» **Task to carry out**
Omit the pictures from the entries below and retype everything else exactly.
>> begin Listed entries
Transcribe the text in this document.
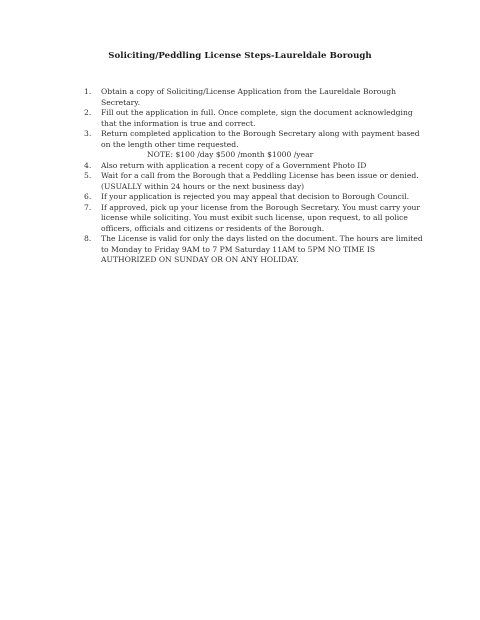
Soliciting/Peddling License Steps-Laureldale Borough
1. Obtain a copy of Soliciting/License Application from the Laureldale Borough Secretary.
2. Fill out the application in full. Once complete, sign the document acknowledging that the information is true and correct.
3. Return completed application to the Borough Secretary along with payment based on the length other time requested.
NOTE: $100 /day $500 /month $1000 /year
4. Also return with application a recent copy of a Government Photo ID
5. Wait for a call from the Borough that a Peddling License has been issue or denied. (USUALLY within 24 hours or the next business day)
6. If your application is rejected you may appeal that decision to Borough Council.
7. If approved, pick up your license from the Borough Secretary. You must carry your license while soliciting. You must exibit such license, upon request, to all police officers, officials and citizens or residents of the Borough.
8. The License is valid for only the days listed on the document. The hours are limited to Monday to Friday 9AM to 7 PM Saturday 11AM to 5PM NO TIME IS AUTHORIZED ON SUNDAY OR ON ANY HOLIDAY.
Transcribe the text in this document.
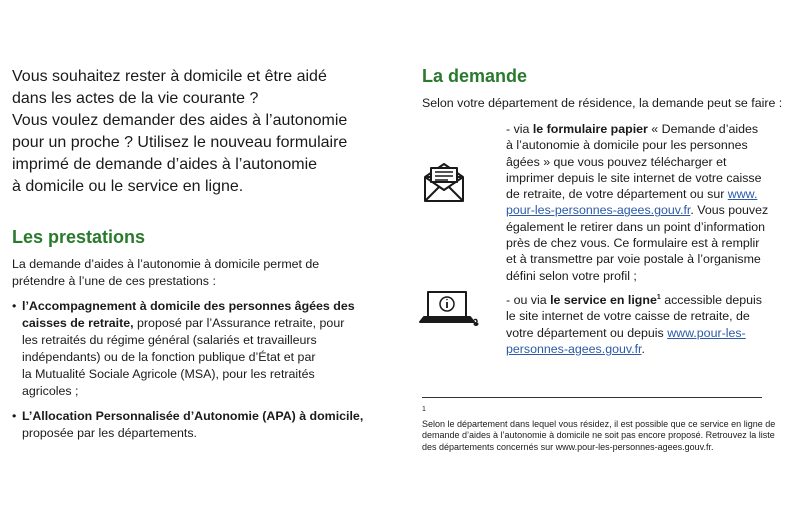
Vous souhaitez rester à domicile et être aidé
dans les actes de la vie courante ?
Vous voulez demander des aides à l’autonomie
pour un proche ? Utilisez le nouveau formulaire
imprimé de demande d’aides à l’autonomie
à domicile ou le service en ligne.

Les prestations

La demande d’aides à l’autonomie à domicile permet de
prétendre à l’une de ces prestations :

• l’Accompagnement à domicile des personnes âgées des
caisses de retraite, proposé par l’Assurance retraite, pour
les retraités du régime général (salariés et travailleurs
indépendants) ou de la fonction publique d’État et par
la Mutualité Sociale Agricole (MSA), pour les retraités
agricoles ;
• L’Allocation Personnalisée d’Autonomie (APA) à domicile,
proposée par les départements.
La demande

Selon votre département de résidence, la demande peut se faire :

- via le formulaire papier « Demande d’aides
à l’autonomie à domicile pour les personnes
âgées » que vous pouvez télécharger et
imprimer depuis le site internet de votre caisse
de retraite, de votre département ou sur www.
pour-les-personnes-agees.gouv.fr. Vous pouvez
également le retirer dans un point d’information
près de chez vous. Ce formulaire est à remplir
et à transmettre par voie postale à l’organisme
défini selon votre profil ;
- ou via le service en ligne$^1$ accessible depuis
le site internet de votre caisse de retraite, de
votre département ou depuis www.pour-les-
personnes-agees.gouv.fr.

$^1$
Selon le département dans lequel vous résidez, il est possible que ce service en ligne de
demande d’aides à l’autonomie à domicile ne soit pas encore proposé. Retrouvez la liste
des départements concernés sur www.pour-les-personnes-agees.gouv.fr.
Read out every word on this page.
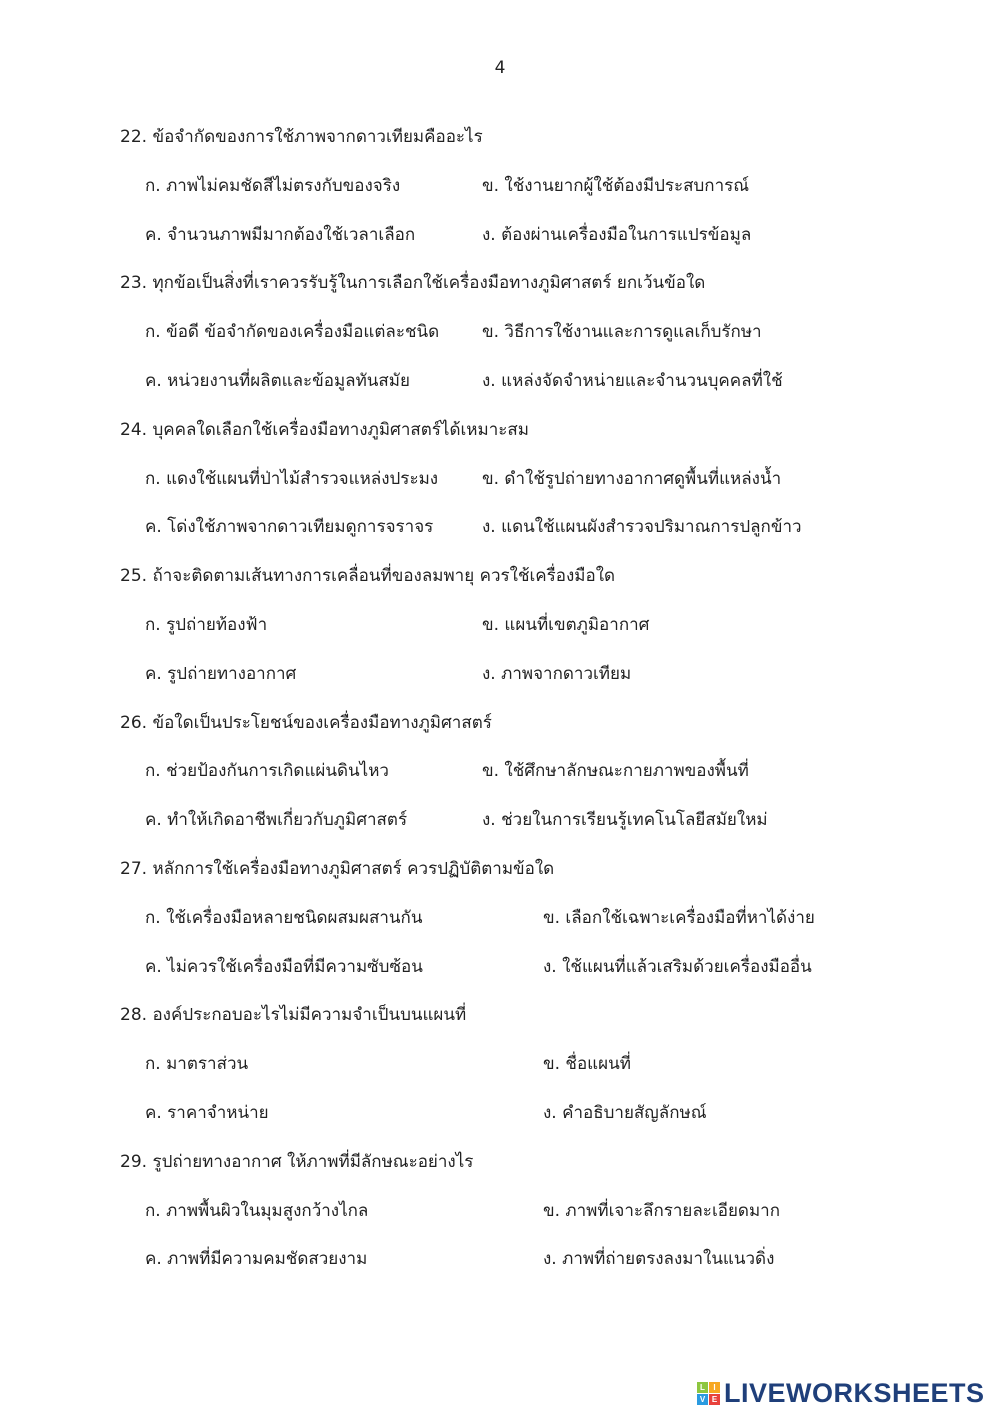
4
22. ข้อจำกัดของการใช้ภาพจากดาวเทียมคืออะไร
ก. ภาพไม่คมชัดสีไม่ตรงกับของจริง	ข. ใช้งานยากผู้ใช้ต้องมีประสบการณ์
ค. จำนวนภาพมีมากต้องใช้เวลาเลือก	ง. ต้องผ่านเครื่องมือในการแปรข้อมูล
23. ทุกข้อเป็นสิ่งที่เราควรรับรู้ในการเลือกใช้เครื่องมือทางภูมิศาสตร์ ยกเว้นข้อใด
ก. ข้อดี ข้อจำกัดของเครื่องมือแต่ละชนิด	ข. วิธีการใช้งานและการดูแลเก็บรักษา
ค. หน่วยงานที่ผลิตและข้อมูลทันสมัย	ง. แหล่งจัดจำหน่ายและจำนวนบุคคลที่ใช้
24. บุคคลใดเลือกใช้เครื่องมือทางภูมิศาสตร์ได้เหมาะสม
ก. แดงใช้แผนที่ป่าไม้สำรวจแหล่งประมง	ข. ดำใช้รูปถ่ายทางอากาศดูพื้นที่แหล่งน้ำ
ค. โด่งใช้ภาพจากดาวเทียมดูการจราจร	ง. แดนใช้แผนผังสำรวจปริมาณการปลูกข้าว
25. ถ้าจะติดตามเส้นทางการเคลื่อนที่ของลมพายุ ควรใช้เครื่องมือใด
ก. รูปถ่ายท้องฟ้า	ข. แผนที่เขตภูมิอากาศ
ค. รูปถ่ายทางอากาศ	ง. ภาพจากดาวเทียม
26. ข้อใดเป็นประโยชน์ของเครื่องมือทางภูมิศาสตร์
ก. ช่วยป้องกันการเกิดแผ่นดินไหว	ข. ใช้ศึกษาลักษณะกายภาพของพื้นที่
ค. ทำให้เกิดอาชีพเกี่ยวกับภูมิศาสตร์	ง. ช่วยในการเรียนรู้เทคโนโลยีสมัยใหม่
27. หลักการใช้เครื่องมือทางภูมิศาสตร์ ควรปฏิบัติตามข้อใด
ก. ใช้เครื่องมือหลายชนิดผสมผสานกัน	ข. เลือกใช้เฉพาะเครื่องมือที่หาได้ง่าย
ค. ไม่ควรใช้เครื่องมือที่มีความซับซ้อน	ง. ใช้แผนที่แล้วเสริมด้วยเครื่องมืออื่น
28. องค์ประกอบอะไรไม่มีความจำเป็นบนแผนที่
ก. มาตราส่วน	ข. ชื่อแผนที่
ค. ราคาจำหน่าย	ง. คำอธิบายสัญลักษณ์
29. รูปถ่ายทางอากาศ ให้ภาพที่มีลักษณะอย่างไร
ก. ภาพพื้นผิวในมุมสูงกว้างไกล	ข. ภาพที่เจาะลึกรายละเอียดมาก
ค. ภาพที่มีความคมชัดสวยงาม	ง. ภาพที่ถ่ายตรงลงมาในแนวดิ่ง
L	I
V E LIVEWORKSHEETS
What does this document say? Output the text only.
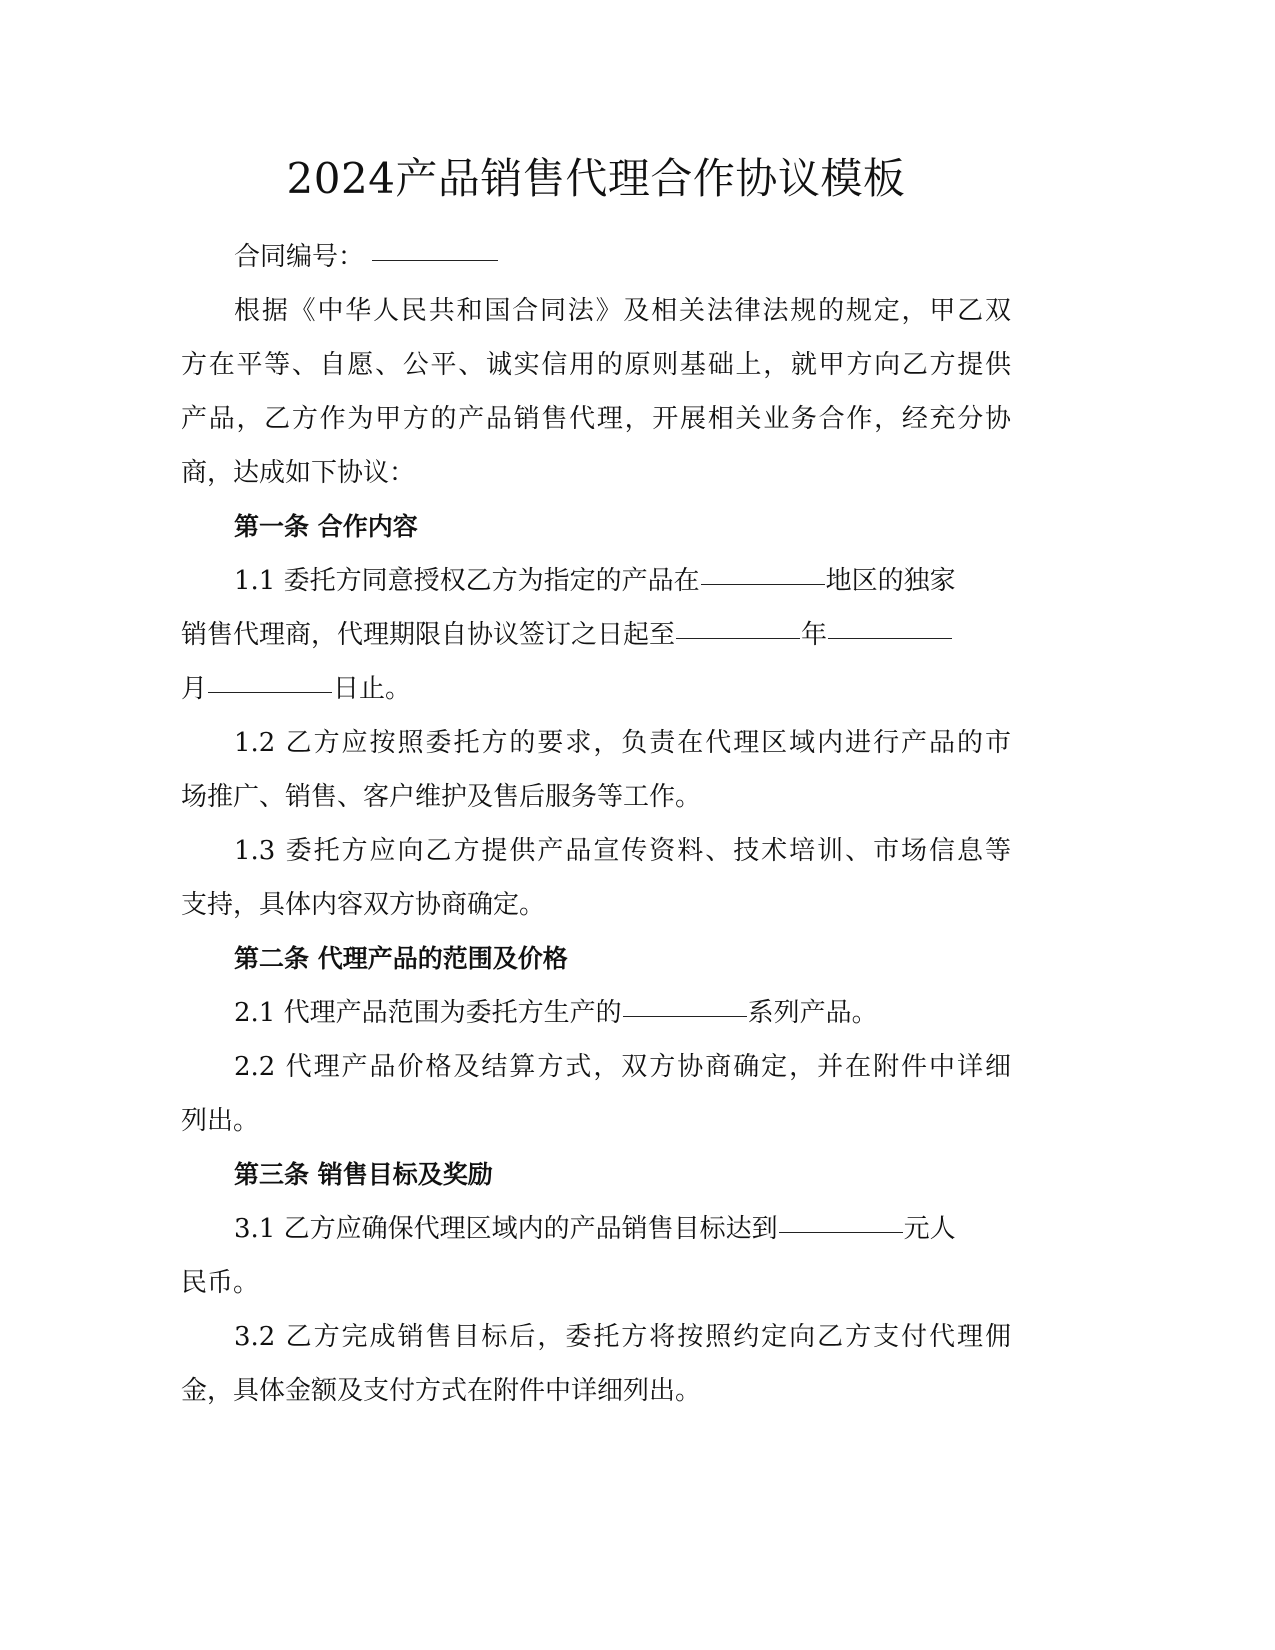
2024产品销售代理合作协议模板
合同编号：
根据《中华人民共和国合同法》及相关法律法规的规定，甲乙双
方在平等、自愿、公平、诚实信用的原则基础上，就甲方向乙方提供
产品，乙方作为甲方的产品销售代理，开展相关业务合作，经充分协
商，达成如下协议：
第一条 合作内容
1.1 委托方同意授权乙方为指定的产品在	地区的独家
销售代理商，代理期限自协议签订之日起至	年
月	日止。
1.2 乙方应按照委托方的要求，负责在代理区域内进行产品的市
场推广、销售、客户维护及售后服务等工作。
1.3 委托方应向乙方提供产品宣传资料、技术培训、市场信息等
支持，具体内容双方协商确定。
第二条 代理产品的范围及价格
2.1 代理产品范围为委托方生产的	系列产品。
2.2 代理产品价格及结算方式，双方协商确定，并在附件中详细
列出。
第三条 销售目标及奖励
3.1 乙方应确保代理区域内的产品销售目标达到	元人
民币。
3.2 乙方完成销售目标后，委托方将按照约定向乙方支付代理佣
金，具体金额及支付方式在附件中详细列出。
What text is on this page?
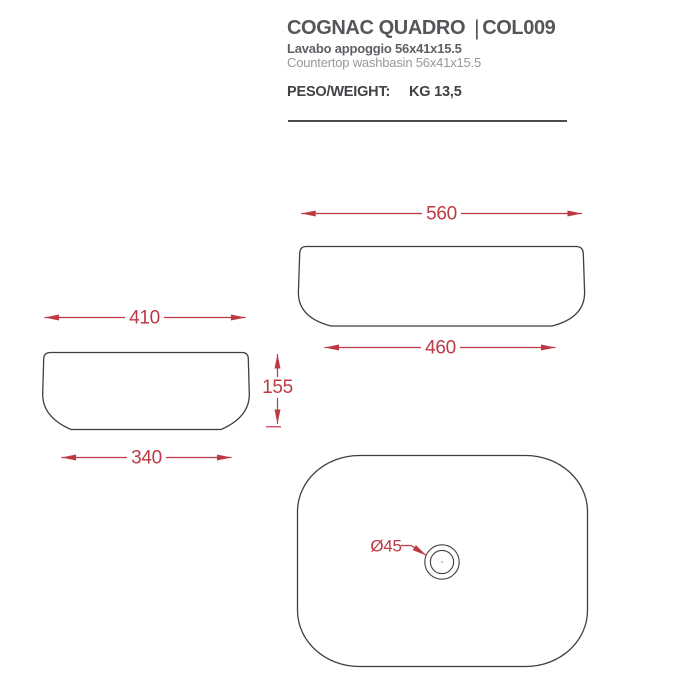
COGNAC QUADRO | COL009
Lavabo appoggio 56x41x15.5
Countertop washbasin 56x41x15.5
PESO/WEIGHT: KG 13,5
560
460
410
155
340
Ø45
>> end Listed entries
» **Finished answer**
Transcribe the text in this document.
Soliciting/Peddling License Steps-Laureldale Borough
1. Obtain a copy of Soliciting/License Application from the Laureldale Borough Secretary.
2. Fill out the application in full. Once complete, sign the document acknowledging that the information is true and correct.
3. Return completed application to the Borough Secretary along with payment based on the length other time requested.
NOTE: $100 /day $500 /month $1000 /year
4. Also return with application a recent copy of a Government Photo ID
5. Wait for a call from the Borough that a Peddling License has been issue or denied. (USUALLY within 24 hours or the next business day)
6. If your application is rejected you may appeal that decision to Borough Council.
7. If approved, pick up your license from the Borough Secretary. You must carry your license while soliciting. You must exibit such license, upon request, to all police officers, officials and citizens or residents of the Borough.
8. The License is valid for only the days listed on the document. The hours are limited to Monday to Friday 9AM to 7 PM Saturday 11AM to 5PM NO TIME IS AUTHORIZED ON SUNDAY OR ON ANY HOLIDAY.
Transcribe the text in this document.
Vous souhaitez rester à domicile et être aidé
dans les actes de la vie courante ?
Vous voulez demander des aides à l’autonomie
pour un proche ? Utilisez le nouveau formulaire
imprimé de demande d’aides à l’autonomie
à domicile ou le service en ligne.

Les prestations

La demande d’aides à l’autonomie à domicile permet de
prétendre à l’une de ces prestations :

• l’Accompagnement à domicile des personnes âgées des
caisses de retraite, proposé par l’Assurance retraite, pour
les retraités du régime général (salariés et travailleurs
indépendants) ou de la fonction publique d’État et par
la Mutualité Sociale Agricole (MSA), pour les retraités
agricoles ;
• L’Allocation Personnalisée d’Autonomie (APA) à domicile,
proposée par les départements.
La demande

Selon votre département de résidence, la demande peut se faire :

- via le formulaire papier « Demande d’aides
à l’autonomie à domicile pour les personnes
âgées » que vous pouvez télécharger et
imprimer depuis le site internet de votre caisse
de retraite, de votre département ou sur www.
pour-les-personnes-agees.gouv.fr. Vous pouvez
également le retirer dans un point d’information
près de chez vous. Ce formulaire est à remplir
et à transmettre par voie postale à l’organisme
défini selon votre profil ;
- ou via le service en ligne$^1$ accessible depuis
le site internet de votre caisse de retraite, de
votre département ou depuis www.pour-les-
personnes-agees.gouv.fr.

$^1$
Selon le département dans lequel vous résidez, il est possible que ce service en ligne de
demande d’aides à l’autonomie à domicile ne soit pas encore proposé. Retrouvez la liste
des départements concernés sur www.pour-les-personnes-agees.gouv.fr.
Read out every word on this page.
4
22. ข้อจำกัดของการใช้ภาพจากดาวเทียมคืออะไร
ก. ภาพไม่คมชัดสีไม่ตรงกับของจริง	ข. ใช้งานยากผู้ใช้ต้องมีประสบการณ์
ค. จำนวนภาพมีมากต้องใช้เวลาเลือก	ง. ต้องผ่านเครื่องมือในการแปรข้อมูล
23. ทุกข้อเป็นสิ่งที่เราควรรับรู้ในการเลือกใช้เครื่องมือทางภูมิศาสตร์ ยกเว้นข้อใด
ก. ข้อดี ข้อจำกัดของเครื่องมือแต่ละชนิด	ข. วิธีการใช้งานและการดูแลเก็บรักษา
ค. หน่วยงานที่ผลิตและข้อมูลทันสมัย	ง. แหล่งจัดจำหน่ายและจำนวนบุคคลที่ใช้
24. บุคคลใดเลือกใช้เครื่องมือทางภูมิศาสตร์ได้เหมาะสม
ก. แดงใช้แผนที่ป่าไม้สำรวจแหล่งประมง	ข. ดำใช้รูปถ่ายทางอากาศดูพื้นที่แหล่งน้ำ
ค. โด่งใช้ภาพจากดาวเทียมดูการจราจร	ง. แดนใช้แผนผังสำรวจปริมาณการปลูกข้าว
25. ถ้าจะติดตามเส้นทางการเคลื่อนที่ของลมพายุ ควรใช้เครื่องมือใด
ก. รูปถ่ายท้องฟ้า	ข. แผนที่เขตภูมิอากาศ
ค. รูปถ่ายทางอากาศ	ง. ภาพจากดาวเทียม
26. ข้อใดเป็นประโยชน์ของเครื่องมือทางภูมิศาสตร์
ก. ช่วยป้องกันการเกิดแผ่นดินไหว	ข. ใช้ศึกษาลักษณะกายภาพของพื้นที่
ค. ทำให้เกิดอาชีพเกี่ยวกับภูมิศาสตร์	ง. ช่วยในการเรียนรู้เทคโนโลยีสมัยใหม่
27. หลักการใช้เครื่องมือทางภูมิศาสตร์ ควรปฏิบัติตามข้อใด
ก. ใช้เครื่องมือหลายชนิดผสมผสานกัน	ข. เลือกใช้เฉพาะเครื่องมือที่หาได้ง่าย
ค. ไม่ควรใช้เครื่องมือที่มีความซับซ้อน	ง. ใช้แผนที่แล้วเสริมด้วยเครื่องมืออื่น
28. องค์ประกอบอะไรไม่มีความจำเป็นบนแผนที่
ก. มาตราส่วน	ข. ชื่อแผนที่
ค. ราคาจำหน่าย	ง. คำอธิบายสัญลักษณ์
29. รูปถ่ายทางอากาศ ให้ภาพที่มีลักษณะอย่างไร
ก. ภาพพื้นผิวในมุมสูงกว้างไกล	ข. ภาพที่เจาะลึกรายละเอียดมาก
ค. ภาพที่มีความคมชัดสวยงาม	ง. ภาพที่ถ่ายตรงลงมาในแนวดิ่ง
L	I
V E LIVEWORKSHEETS
What does this document say? Output the text only.
2024产品销售代理合作协议模板
合同编号：
根据《中华人民共和国合同法》及相关法律法规的规定，甲乙双
方在平等、自愿、公平、诚实信用的原则基础上，就甲方向乙方提供
产品，乙方作为甲方的产品销售代理，开展相关业务合作，经充分协
商，达成如下协议：
第一条 合作内容
1.1 委托方同意授权乙方为指定的产品在	地区的独家
销售代理商，代理期限自协议签订之日起至	年
月	日止。
1.2 乙方应按照委托方的要求，负责在代理区域内进行产品的市
场推广、销售、客户维护及售后服务等工作。
1.3 委托方应向乙方提供产品宣传资料、技术培训、市场信息等
支持，具体内容双方协商确定。
第二条 代理产品的范围及价格
2.1 代理产品范围为委托方生产的	系列产品。
2.2 代理产品价格及结算方式，双方协商确定，并在附件中详细
列出。
第三条 销售目标及奖励
3.1 乙方应确保代理区域内的产品销售目标达到	元人
民币。
3.2 乙方完成销售目标后，委托方将按照约定向乙方支付代理佣
金，具体金额及支付方式在附件中详细列出。
What text is on this page?
COGNAC QUADRO | COL009
Lavabo appoggio 56x41x15.5
Countertop washbasin 56x41x15.5
PESO/WEIGHT: KG 13,5
560
460
410
155
340
Ø45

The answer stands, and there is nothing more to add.